#### Stated task:
Quote the records in full and leave their pictures out.

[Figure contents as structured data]
● ● ●
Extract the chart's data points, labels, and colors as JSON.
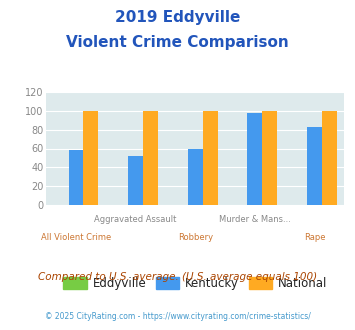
{
  "title_line1": "2019 Eddyville",
  "title_line2": "Violent Crime Comparison",
  "title_color": "#2255bb",
  "categories": [
    "All Violent Crime",
    "Aggravated Assault",
    "Robbery",
    "Murder & Mans...",
    "Rape"
  ],
  "top_labels": [
    "",
    "Aggravated Assault",
    "",
    "Murder & Mans...",
    ""
  ],
  "bot_labels": [
    "All Violent Crime",
    "",
    "Robbery",
    "",
    "Rape"
  ],
  "eddyville_values": [
    0,
    0,
    0,
    0,
    0
  ],
  "kentucky_values": [
    58,
    52,
    60,
    98,
    83
  ],
  "national_values": [
    100,
    100,
    100,
    100,
    100
  ],
  "eddyville_color": "#77cc44",
  "kentucky_color": "#4499ee",
  "national_color": "#ffaa22",
  "ylim": [
    0,
    120
  ],
  "yticks": [
    0,
    20,
    40,
    60,
    80,
    100,
    120
  ],
  "bg_color": "#deeaec",
  "subtitle_text": "Compared to U.S. average. (U.S. average equals 100)",
  "subtitle_color": "#aa4400",
  "footer_text": "© 2025 CityRating.com - https://www.cityrating.com/crime-statistics/",
  "footer_color": "#4499cc",
  "tick_label_color_y": "#888888",
  "tick_label_color_top": "#888888",
  "tick_label_color_bot": "#cc7733",
  "bar_width": 0.25,
  "legend_label_e": "Eddyville",
  "legend_label_k": "Kentucky",
  "legend_label_n": "National"
}
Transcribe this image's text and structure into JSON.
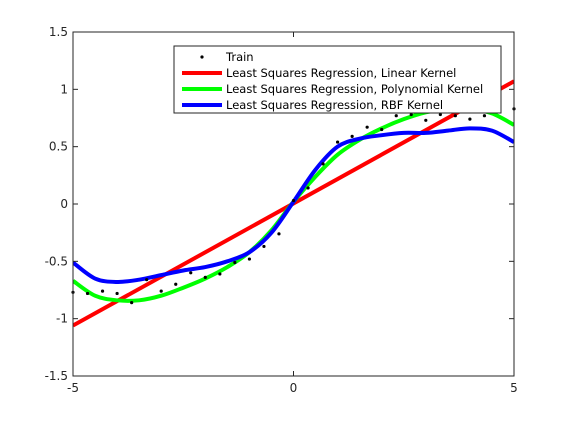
{
  "chart_data": {
    "type": "line",
    "title": "",
    "xlabel": "",
    "ylabel": "",
    "xlim": [
      -5,
      5
    ],
    "ylim": [
      -1.5,
      1.5
    ],
    "grid": false,
    "legend_position": "top-right",
    "x_ticks": [
      -5,
      0,
      5
    ],
    "x_tick_labels": [
      "-5",
      "0",
      "5"
    ],
    "y_ticks": [
      -1.5,
      -1,
      -0.5,
      0,
      0.5,
      1,
      1.5
    ],
    "y_tick_labels": [
      "-1.5",
      "-1",
      "-0.5",
      "0",
      "0.5",
      "1",
      "1.5"
    ],
    "scatter": {
      "name": "Train",
      "color": "#000000",
      "x": [
        -5.0,
        -4.67,
        -4.33,
        -4.0,
        -3.67,
        -3.33,
        -3.0,
        -2.67,
        -2.33,
        -2.0,
        -1.67,
        -1.33,
        -1.0,
        -0.67,
        -0.33,
        0.0,
        0.33,
        0.67,
        1.0,
        1.33,
        1.67,
        2.0,
        2.33,
        2.67,
        3.0,
        3.33,
        3.67,
        4.0,
        4.33,
        4.67,
        5.0
      ],
      "y": [
        -0.77,
        -0.78,
        -0.76,
        -0.78,
        -0.86,
        -0.66,
        -0.76,
        -0.7,
        -0.6,
        -0.64,
        -0.61,
        -0.51,
        -0.48,
        -0.37,
        -0.26,
        0.03,
        0.14,
        0.35,
        0.54,
        0.59,
        0.67,
        0.65,
        0.77,
        0.78,
        0.73,
        0.78,
        0.77,
        0.74,
        0.77,
        0.84,
        0.83
      ]
    },
    "series": [
      {
        "name": "Least Squares Regression, Linear Kernel",
        "color": "#ff0000",
        "x": [
          -5,
          5
        ],
        "y": [
          -1.06,
          1.07
        ]
      },
      {
        "name": "Least Squares Regression, Polynomial Kernel",
        "color": "#00ff00",
        "x": [
          -5.0,
          -4.5,
          -4.0,
          -3.5,
          -3.0,
          -2.5,
          -2.0,
          -1.5,
          -1.0,
          -0.5,
          0.0,
          0.5,
          1.0,
          1.5,
          2.0,
          2.5,
          3.0,
          3.5,
          4.0,
          4.5,
          5.0
        ],
        "y": [
          -0.67,
          -0.8,
          -0.84,
          -0.84,
          -0.8,
          -0.73,
          -0.65,
          -0.55,
          -0.42,
          -0.23,
          0.02,
          0.24,
          0.43,
          0.56,
          0.66,
          0.74,
          0.8,
          0.83,
          0.83,
          0.79,
          0.69
        ]
      },
      {
        "name": "Least Squares Regression, RBF Kernel",
        "color": "#0000ff",
        "x": [
          -5.0,
          -4.5,
          -4.0,
          -3.5,
          -3.0,
          -2.5,
          -2.0,
          -1.5,
          -1.0,
          -0.5,
          0.0,
          0.5,
          1.0,
          1.5,
          2.0,
          2.5,
          3.0,
          3.5,
          4.0,
          4.5,
          5.0
        ],
        "y": [
          -0.51,
          -0.65,
          -0.68,
          -0.66,
          -0.62,
          -0.58,
          -0.55,
          -0.5,
          -0.42,
          -0.25,
          0.02,
          0.3,
          0.5,
          0.57,
          0.6,
          0.62,
          0.62,
          0.64,
          0.66,
          0.64,
          0.54
        ]
      }
    ]
  }
}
● ● ●
#### Correct response:
Extract the chart's data points, labels, and colors as JSON.
{
  "title_line1": "2019 Eddyville",
  "title_line2": "Violent Crime Comparison",
  "title_color": "#2255bb",
  "categories": [
    "All Violent Crime",
    "Aggravated Assault",
    "Robbery",
    "Murder & Mans...",
    "Rape"
  ],
  "top_labels": [
    "",
    "Aggravated Assault",
    "",
    "Murder & Mans...",
    ""
  ],
  "bot_labels": [
    "All Violent Crime",
    "",
    "Robbery",
    "",
    "Rape"
  ],
  "eddyville_values": [
    0,
    0,
    0,
    0,
    0
  ],
  "kentucky_values": [
    58,
    52,
    60,
    98,
    83
  ],
  "national_values": [
    100,
    100,
    100,
    100,
    100
  ],
  "eddyville_color": "#77cc44",
  "kentucky_color": "#4499ee",
  "national_color": "#ffaa22",
  "ylim": [
    0,
    120
  ],
  "yticks": [
    0,
    20,
    40,
    60,
    80,
    100,
    120
  ],
  "bg_color": "#deeaec",
  "subtitle_text": "Compared to U.S. average. (U.S. average equals 100)",
  "subtitle_color": "#aa4400",
  "footer_text": "© 2025 CityRating.com - https://www.cityrating.com/crime-statistics/",
  "footer_color": "#4499cc",
  "tick_label_color_y": "#888888",
  "tick_label_color_top": "#888888",
  "tick_label_color_bot": "#cc7733",
  "bar_width": 0.25,
  "legend_label_e": "Eddyville",
  "legend_label_k": "Kentucky",
  "legend_label_n": "National"
}
Transcribe this image's text and structure into JSON.
{
  "chart_data": {
    "type": "line",
    "title": "",
    "xlabel": "",
    "ylabel": "",
    "xlim": [
      -5,
      5
    ],
    "ylim": [
      -1.5,
      1.5
    ],
    "grid": false,
    "legend_position": "top-right",
    "x_ticks": [
      -5,
      0,
      5
    ],
    "x_tick_labels": [
      "-5",
      "0",
      "5"
    ],
    "y_ticks": [
      -1.5,
      -1,
      -0.5,
      0,
      0.5,
      1,
      1.5
    ],
    "y_tick_labels": [
      "-1.5",
      "-1",
      "-0.5",
      "0",
      "0.5",
      "1",
      "1.5"
    ],
    "scatter": {
      "name": "Train",
      "color": "#000000",
      "x": [
        -5.0,
        -4.67,
        -4.33,
        -4.0,
        -3.67,
        -3.33,
        -3.0,
        -2.67,
        -2.33,
        -2.0,
        -1.67,
        -1.33,
        -1.0,
        -0.67,
        -0.33,
        0.0,
        0.33,
        0.67,
        1.0,
        1.33,
        1.67,
        2.0,
        2.33,
        2.67,
        3.0,
        3.33,
        3.67,
        4.0,
        4.33,
        4.67,
        5.0
      ],
      "y": [
        -0.77,
        -0.78,
        -0.76,
        -0.78,
        -0.86,
        -0.66,
        -0.76,
        -0.7,
        -0.6,
        -0.64,
        -0.61,
        -0.51,
        -0.48,
        -0.37,
        -0.26,
        0.03,
        0.14,
        0.35,
        0.54,
        0.59,
        0.67,
        0.65,
        0.77,
        0.78,
        0.73,
        0.78,
        0.77,
        0.74,
        0.77,
        0.84,
        0.83
      ]
    },
    "series": [
      {
        "name": "Least Squares Regression, Linear Kernel",
        "color": "#ff0000",
        "x": [
          -5,
          5
        ],
        "y": [
          -1.06,
          1.07
        ]
      },
      {
        "name": "Least Squares Regression, Polynomial Kernel",
        "color": "#00ff00",
        "x": [
          -5.0,
          -4.5,
          -4.0,
          -3.5,
          -3.0,
          -2.5,
          -2.0,
          -1.5,
          -1.0,
          -0.5,
          0.0,
          0.5,
          1.0,
          1.5,
          2.0,
          2.5,
          3.0,
          3.5,
          4.0,
          4.5,
          5.0
        ],
        "y": [
          -0.67,
          -0.8,
          -0.84,
          -0.84,
          -0.8,
          -0.73,
          -0.65,
          -0.55,
          -0.42,
          -0.23,
          0.02,
          0.24,
          0.43,
          0.56,
          0.66,
          0.74,
          0.8,
          0.83,
          0.83,
          0.79,
          0.69
        ]
      },
      {
        "name": "Least Squares Regression, RBF Kernel",
        "color": "#0000ff",
        "x": [
          -5.0,
          -4.5,
          -4.0,
          -3.5,
          -3.0,
          -2.5,
          -2.0,
          -1.5,
          -1.0,
          -0.5,
          0.0,
          0.5,
          1.0,
          1.5,
          2.0,
          2.5,
          3.0,
          3.5,
          4.0,
          4.5,
          5.0
        ],
        "y": [
          -0.51,
          -0.65,
          -0.68,
          -0.66,
          -0.62,
          -0.58,
          -0.55,
          -0.5,
          -0.42,
          -0.25,
          0.02,
          0.3,
          0.5,
          0.57,
          0.6,
          0.62,
          0.62,
          0.64,
          0.66,
          0.64,
          0.54
        ]
      }
    ]
  }
}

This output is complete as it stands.